WRITTEN EXERCISE: The records below must be output exactly, without pictures.

EXERCISE DATA:
╭──
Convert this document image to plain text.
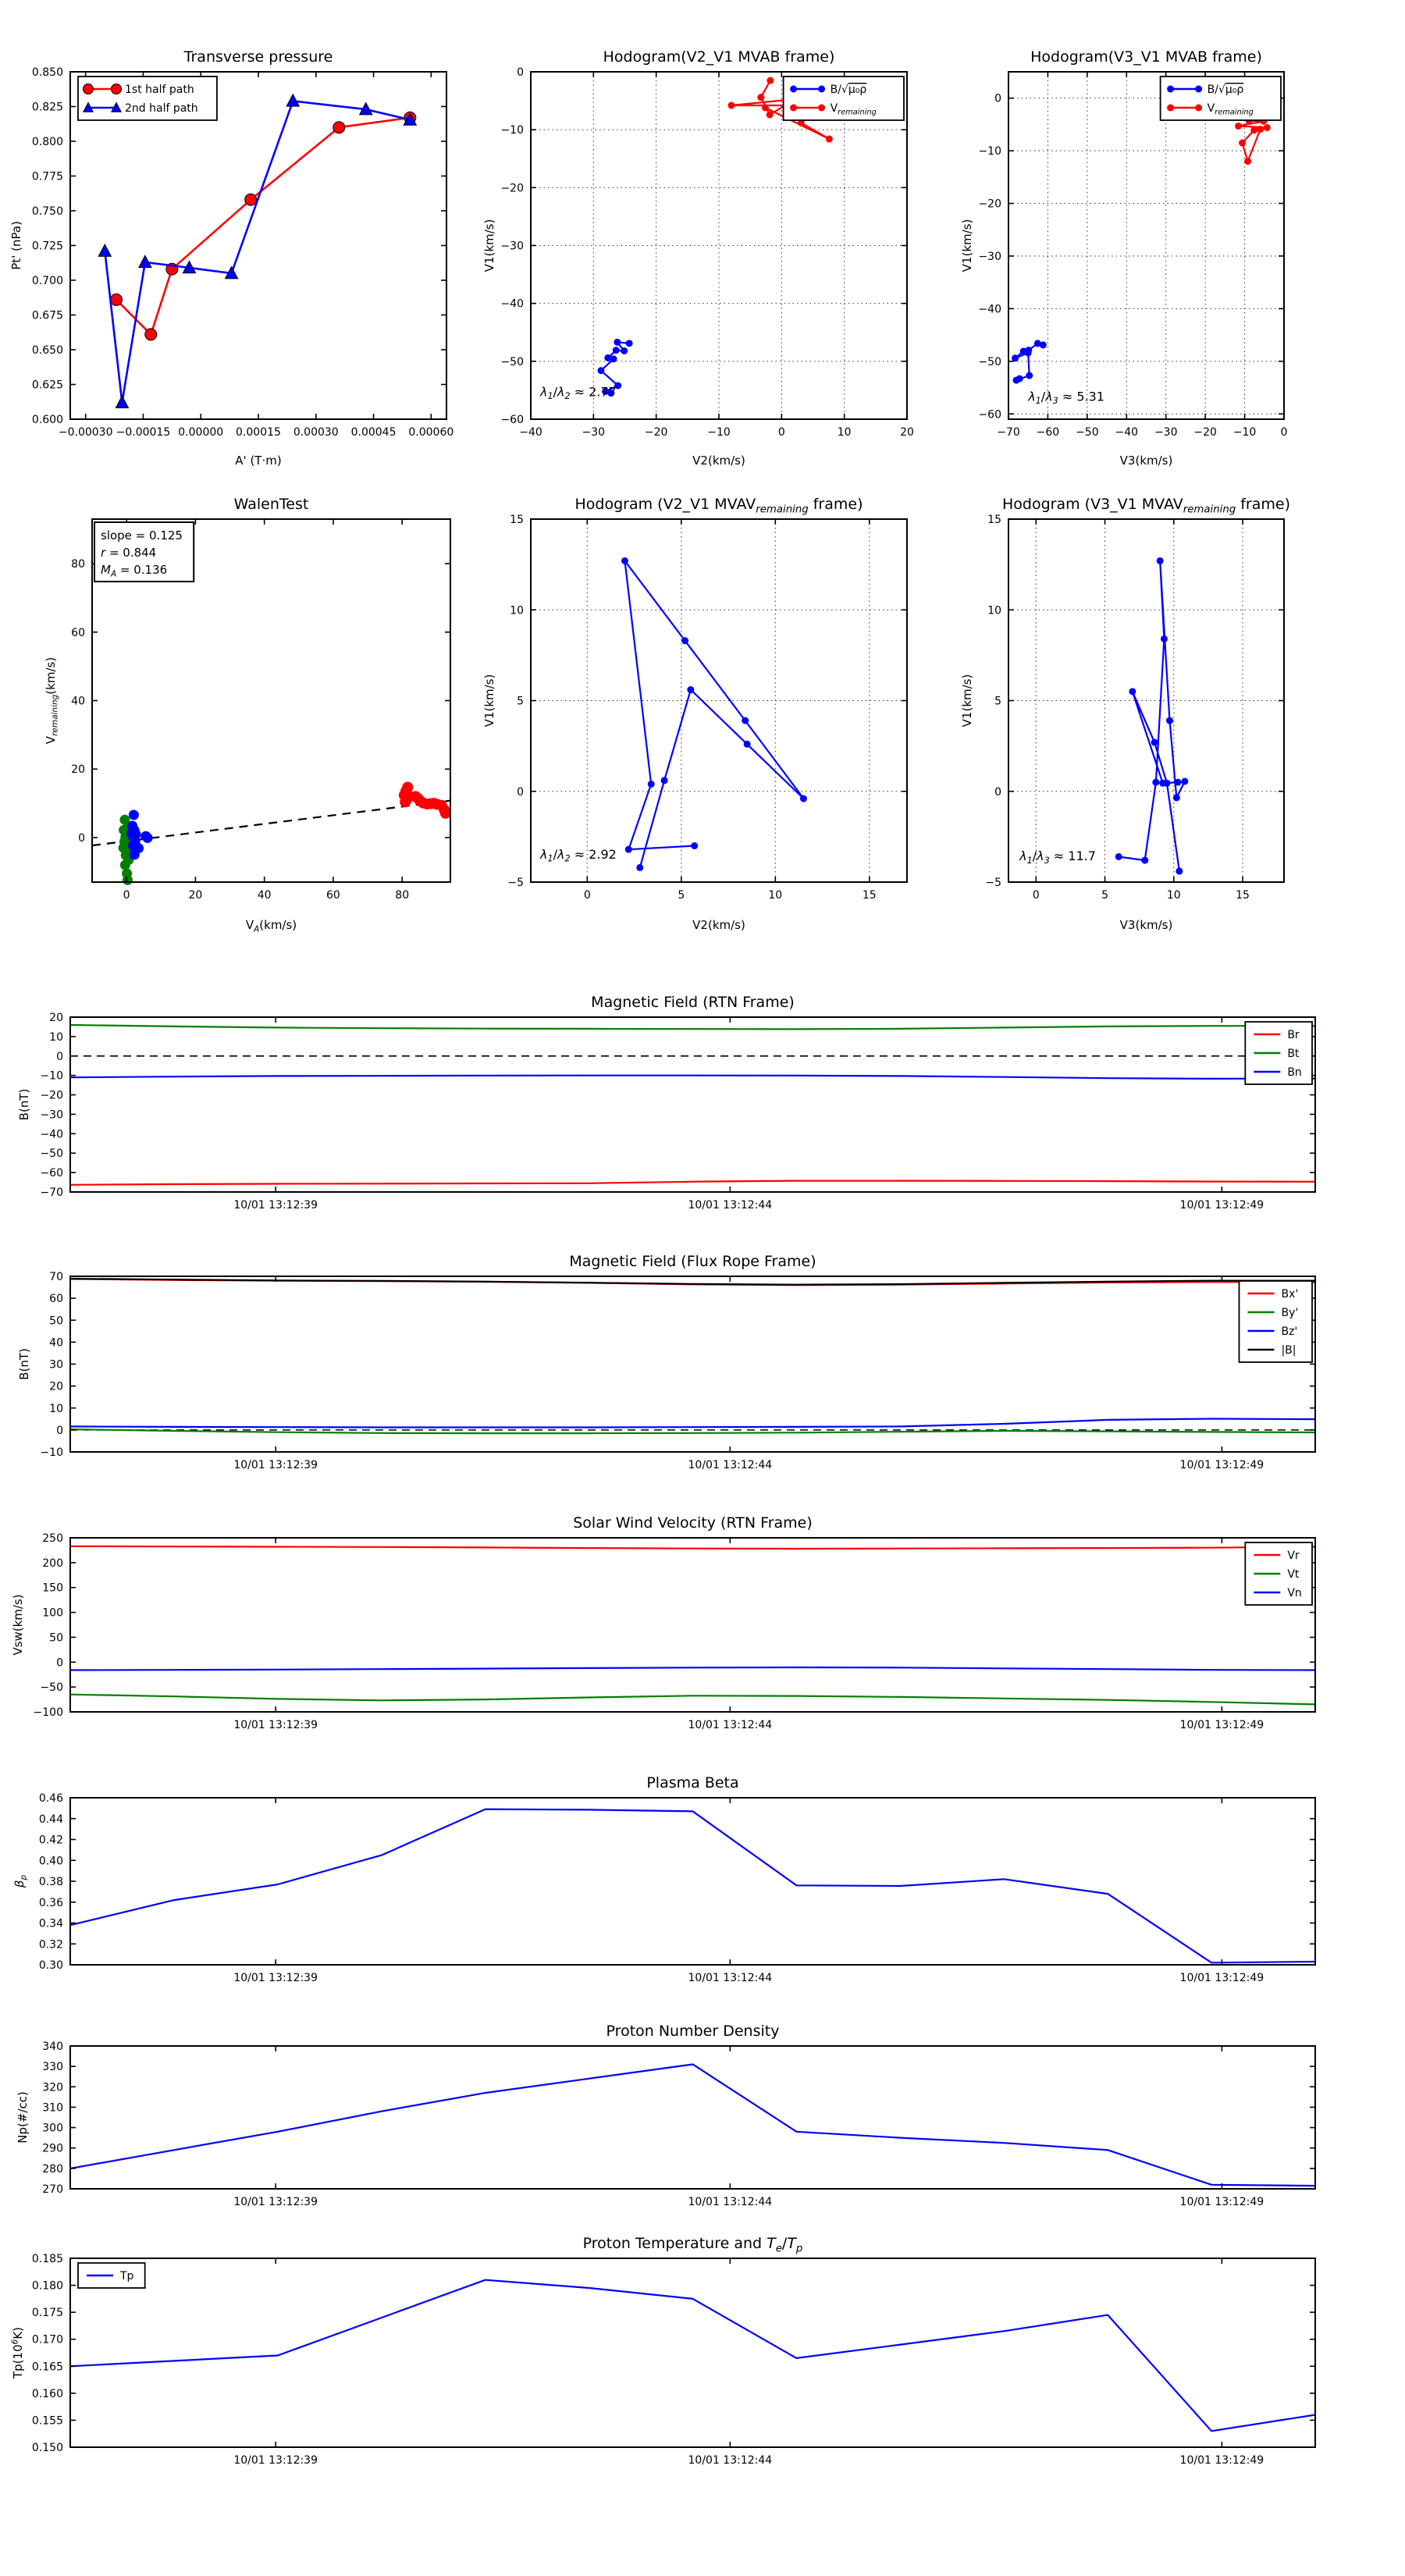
−0.00030 −0.00015 0.00000 0.00015 0.00030 0.00045 0.00060
0.850
0.825
0.800
0.775
0.750
0.725
0.700
0.675
0.650
0.625
0.600
Transverse pressure
A' (T·m)
Pt' (nPa)
1st half path
2nd half path
−40	−30	−20	−10	0	10	20
0
−10
−20
−30
−40
−50
−60
Hodogram(V2_V1 MVAB frame)
V2(km/s)
V1(km/s)
B/√μ₀ρ
$V_{remaining}$
$\lambda_1/\lambda_2 \approx 2.77$
−70 −60 −50 −40 −30 −20 −10 0
0
−10
−20
−30
−40
−50
−60
Hodogram(V3_V1 MVAB frame)
V3(km/s)
V1(km/s)
B/√μ₀ρ
$V_{remaining}$
$\lambda_1/\lambda_3 \approx 5.31$
0	20	40	60	80
0
20
40
60
80
WalenTest
$V_A(km/s)$
$V_{remaining}(km/s)$
slope = 0.125
r = 0.844
$M_A = 0.136$
0	5	10	15
15
10
5
0
−5
Hodogram (V2_V1 $MVAV_{remaining}$ frame)
V2(km/s)
V1(km/s)
$\lambda_1/\lambda_2 \approx 2.92$
0	5	10	15
15
10
5
0
−5
Hodogram (V3_V1 $MVAV_{remaining}$ frame)
V3(km/s)
V1(km/s)
$\lambda_1/\lambda_3 \approx 11.7$
10/01 13:12:39	10/01 13:12:44	10/01 13:12:49
20
10
0
−10
−20
−30
−40
−50
−60
−70
Magnetic Field (RTN Frame)
B(nT)
Br
Bt
Bn
10/01 13:12:39	10/01 13:12:44	10/01 13:12:49
70
60
50
40
30
20
10
0
−10
Magnetic Field (Flux Rope Frame)
B(nT)
Bx'
By'
Bz'
|B|
10/01 13:12:39	10/01 13:12:44	10/01 13:12:49
250
200
150
100
50
0
−50
−100
Solar Wind Velocity (RTN Frame)
Vsw(km/s)
Vr
Vt
Vn
10/01 13:12:39	10/01 13:12:44	10/01 13:12:49
0.46
0.44
0.42
0.40
0.38
0.36
0.34
0.32
0.30
Plasma Beta
$\beta_p$
10/01 13:12:39	10/01 13:12:44	10/01 13:12:49
340
330
320
310
300
290
280
270
Proton Number Density
Np(#/cc)
10/01 13:12:39	10/01 13:12:44	10/01 13:12:49
0.185
0.180
0.175
0.170
0.165
0.160
0.155
0.150
Proton Temperature and $T_e/T_p$
$Tp(10^6K)$
Tp
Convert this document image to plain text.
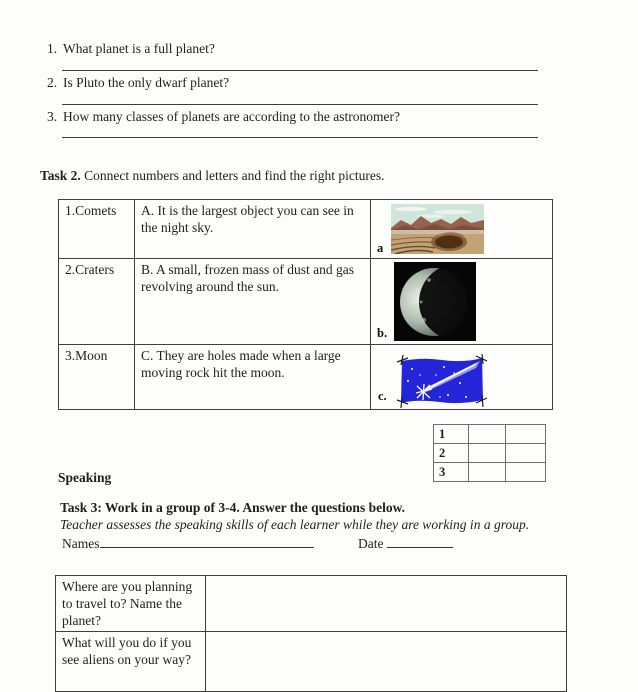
1. What planet is a full planet?
2. Is Pluto the only dwarf planet?
3. How many classes of planets are according to the astronomer?
Task 2. Connect numbers and letters and find the right pictures.
1.Comets	A. It is the largest object you can see in the night sky.	a

2.Craters	B. A small, frozen mass of dust and gas revolving around the sun.	b.

3.Moon	C. They are holes made when a large moving rock hit the moon.	c.
1		
2		
3		
Speaking
Task 3: Work in a group of 3-4. Answer the questions below.
Teacher assesses the speaking skills of each learner while they are working in a group.
Names	Date
Where are you planning to travel to? Name the planet?	
What will you do if you see aliens on your way?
╰──
WRITTEN RESPONSE:
Convert this document image to plain text.
−0.00030 −0.00015 0.00000 0.00015 0.00030 0.00045 0.00060
0.850
0.825
0.800
0.775
0.750
0.725
0.700
0.675
0.650
0.625
0.600
Transverse pressure
A' (T·m)
Pt' (nPa)
1st half path
2nd half path
−40	−30	−20	−10	0	10	20
0
−10
−20
−30
−40
−50
−60
Hodogram(V2_V1 MVAB frame)
V2(km/s)
V1(km/s)
B/√μ₀ρ
$V_{remaining}$
$\lambda_1/\lambda_2 \approx 2.77$
−70 −60 −50 −40 −30 −20 −10 0
0
−10
−20
−30
−40
−50
−60
Hodogram(V3_V1 MVAB frame)
V3(km/s)
V1(km/s)
B/√μ₀ρ
$V_{remaining}$
$\lambda_1/\lambda_3 \approx 5.31$
0	20	40	60	80
0
20
40
60
80
WalenTest
$V_A(km/s)$
$V_{remaining}(km/s)$
slope = 0.125
r = 0.844
$M_A = 0.136$
0	5	10	15
15
10
5
0
−5
Hodogram (V2_V1 $MVAV_{remaining}$ frame)
V2(km/s)
V1(km/s)
$\lambda_1/\lambda_2 \approx 2.92$
0	5	10	15
15
10
5
0
−5
Hodogram (V3_V1 $MVAV_{remaining}$ frame)
V3(km/s)
V1(km/s)
$\lambda_1/\lambda_3 \approx 11.7$
10/01 13:12:39	10/01 13:12:44	10/01 13:12:49
20
10
0
−10
−20
−30
−40
−50
−60
−70
Magnetic Field (RTN Frame)
B(nT)
Br
Bt
Bn
10/01 13:12:39	10/01 13:12:44	10/01 13:12:49
70
60
50
40
30
20
10
0
−10
Magnetic Field (Flux Rope Frame)
B(nT)
Bx'
By'
Bz'
|B|
10/01 13:12:39	10/01 13:12:44	10/01 13:12:49
250
200
150
100
50
0
−50
−100
Solar Wind Velocity (RTN Frame)
Vsw(km/s)
Vr
Vt
Vn
10/01 13:12:39	10/01 13:12:44	10/01 13:12:49
0.46
0.44
0.42
0.40
0.38
0.36
0.34
0.32
0.30
Plasma Beta
$\beta_p$
10/01 13:12:39	10/01 13:12:44	10/01 13:12:49
340
330
320
310
300
290
280
270
Proton Number Density
Np(#/cc)
10/01 13:12:39	10/01 13:12:44	10/01 13:12:49
0.185
0.180
0.175
0.170
0.165
0.160
0.155
0.150
Proton Temperature and $T_e/T_p$
$Tp(10^6K)$
Tp
Convert this document image to plain text.
1. What planet is a full planet?
2. Is Pluto the only dwarf planet?
3. How many classes of planets are according to the astronomer?
Task 2. Connect numbers and letters and find the right pictures.
1.Comets	A. It is the largest object you can see in the night sky.	a

2.Craters	B. A small, frozen mass of dust and gas revolving around the sun.	b.

3.Moon	C. They are holes made when a large moving rock hit the moon.	c.
1		
2		
3		
Speaking
Task 3: Work in a group of 3-4. Answer the questions below.
Teacher assesses the speaking skills of each learner while they are working in a group.
Names	Date
Where are you planning to travel to? Name the planet?	
What will you do if you see aliens on your way?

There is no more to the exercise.